-- Begin Record list --

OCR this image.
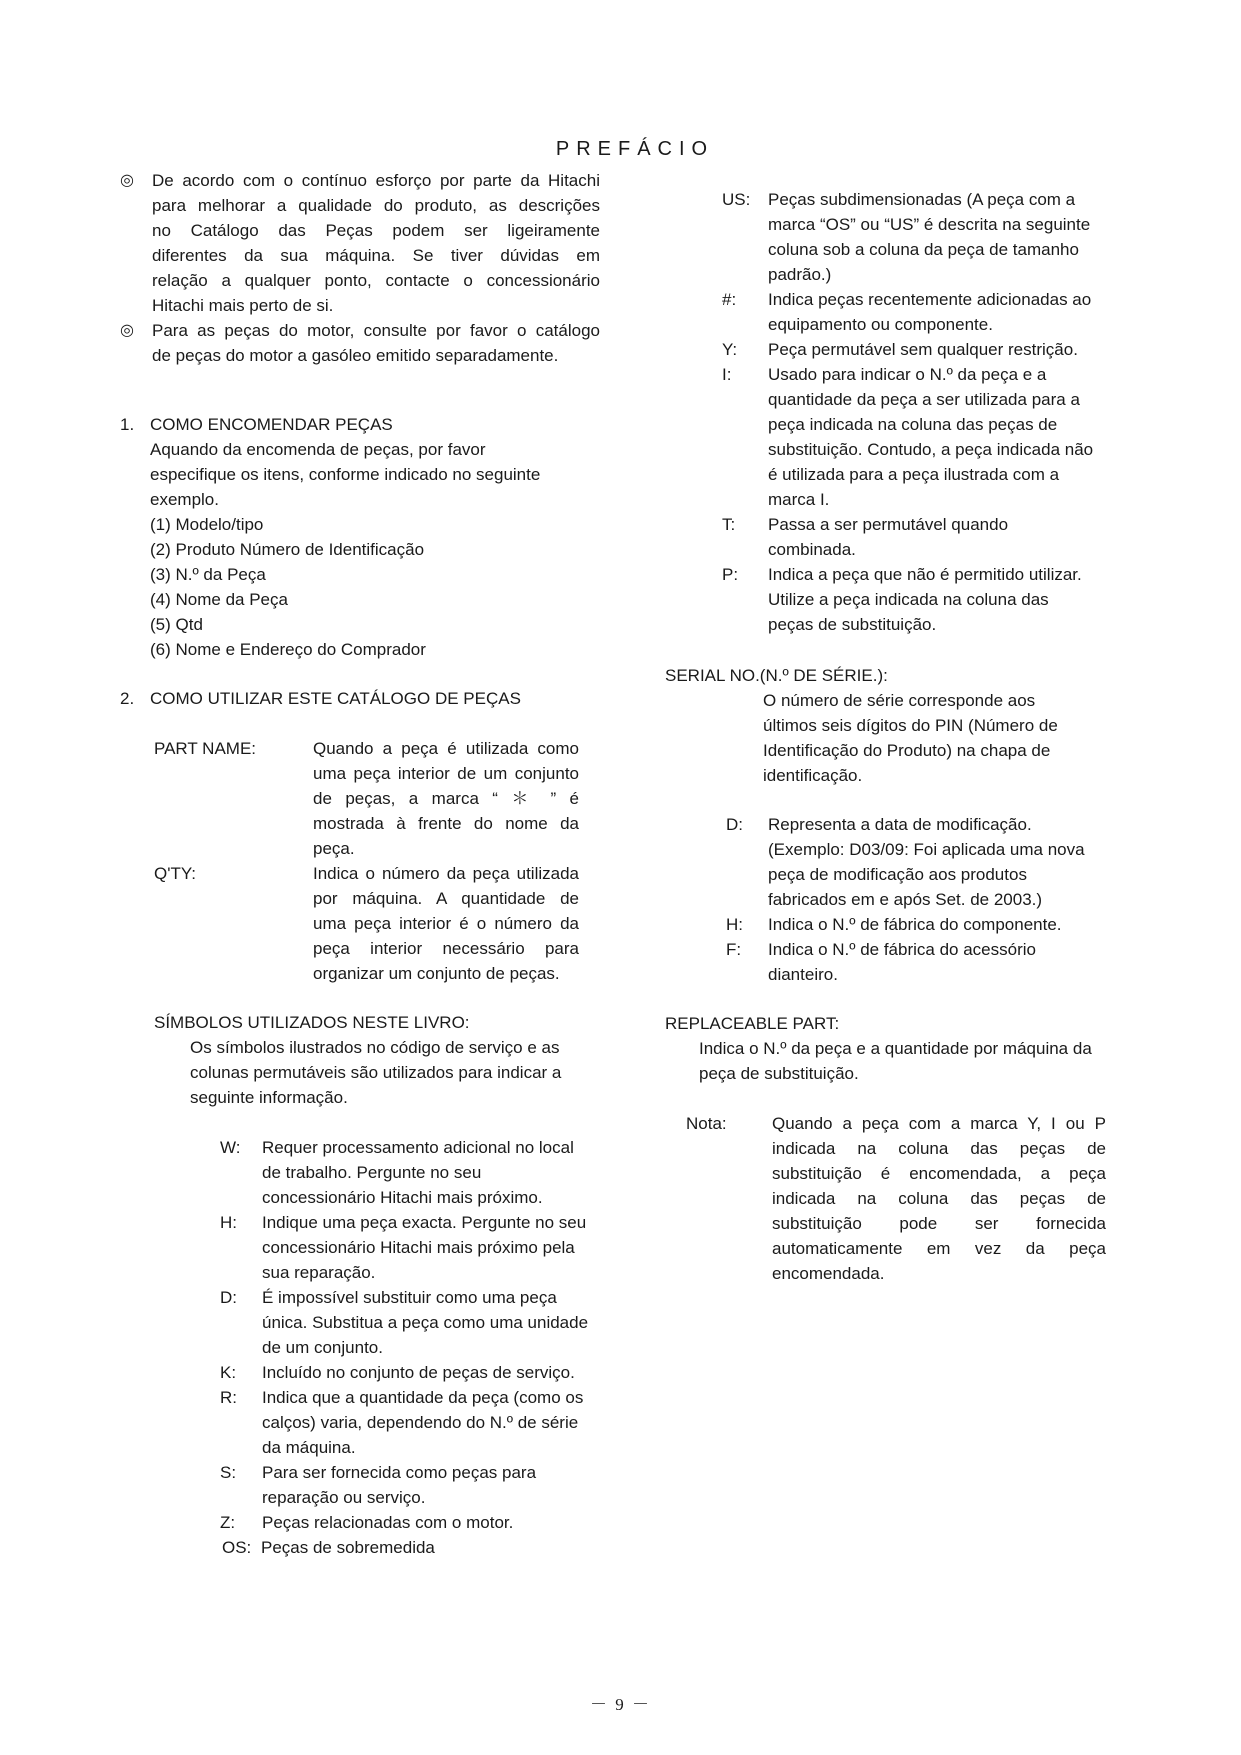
PREFÁCIO
◎ De acordo com o contínuo esforço por parte da Hitachi
para melhorar a qualidade do produto, as descrições
no Catálogo das Peças podem ser ligeiramente
diferentes da sua máquina. Se tiver dúvidas em
relação a qualquer ponto, contacte o concessionário
Hitachi mais perto de si.
◎ Para as peças do motor, consulte por favor o catálogo
de peças do motor a gasóleo emitido separadamente.
1. COMO ENCOMENDAR PEÇAS
Aquando da encomenda de peças, por favor
especifique os itens, conforme indicado no seguinte
exemplo.
(1) Modelo/tipo
(2) Produto Número de Identificação
(3) N.º da Peça
(4) Nome da Peça
(5) Qtd
(6) Nome e Endereço do Comprador
2. COMO UTILIZAR ESTE CATÁLOGO DE PEÇAS
PART NAME:	Quando a peça é utilizada como
uma peça interior de um conjunto
de peças, a marca “ ＊ ” é
mostrada à frente do nome da
peça.
Q'TY:	Indica o número da peça utilizada
por máquina. A quantidade de
uma peça interior é o número da
peça interior necessário para
organizar um conjunto de peças.
SÍMBOLOS UTILIZADOS NESTE LIVRO:
Os símbolos ilustrados no código de serviço e as
colunas permutáveis são utilizados para indicar a
seguinte informação.
W: Requer processamento adicional no local
de trabalho. Pergunte no seu
concessionário Hitachi mais próximo.
H: Indique uma peça exacta. Pergunte no seu
concessionário Hitachi mais próximo pela
sua reparação.
D: É impossível substituir como uma peça
única. Substitua a peça como uma unidade
de um conjunto.
K: Incluído no conjunto de peças de serviço.
R: Indica que a quantidade da peça (como os
calços) varia, dependendo do N.º de série
da máquina.
S: Para ser fornecida como peças para
reparação ou serviço.
Z: Peças relacionadas com o motor.
OS: Peças de sobremedida
US: Peças subdimensionadas (A peça com a
marca “OS” ou “US” é descrita na seguinte
coluna sob a coluna da peça de tamanho
padrão.)
#: Indica peças recentemente adicionadas ao
equipamento ou componente.
Y: Peça permutável sem qualquer restrição.
I: Usado para indicar o N.º da peça e a
quantidade da peça a ser utilizada para a
peça indicada na coluna das peças de
substituição. Contudo, a peça indicada não
é utilizada para a peça ilustrada com a
marca I.
T: Passa a ser permutável quando
combinada.
P: Indica a peça que não é permitido utilizar.
Utilize a peça indicada na coluna das
peças de substituição.
SERIAL NO.(N.º DE SÉRIE.):
O número de série corresponde aos
últimos seis dígitos do PIN (Número de
Identificação do Produto) na chapa de
identificação.
D: Representa a data de modificação.
(Exemplo: D03/09: Foi aplicada uma nova
peça de modificação aos produtos
fabricados em e após Set. de 2003.)
H: Indica o N.º de fábrica do componente.
F: Indica o N.º de fábrica do acessório
dianteiro.
REPLACEABLE PART:
Indica o N.º da peça e a quantidade por máquina da
peça de substituição.
Nota:	Quando a peça com a marca Y, I ou P
indicada na coluna das peças de
substituição é encomendada, a peça
indicada na coluna das peças de
substituição pode ser fornecida
automaticamente em vez da peça
encomendada.
－ 9 －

-- End Record list --

Task prompt: Search the listing for the word "seguinte". Copy every line in which it occurs.

Solution to the problem:
especifique os itens, conforme indicado no seguinte
seguinte informação.
marca “OS” ou “US” é descrita na seguinte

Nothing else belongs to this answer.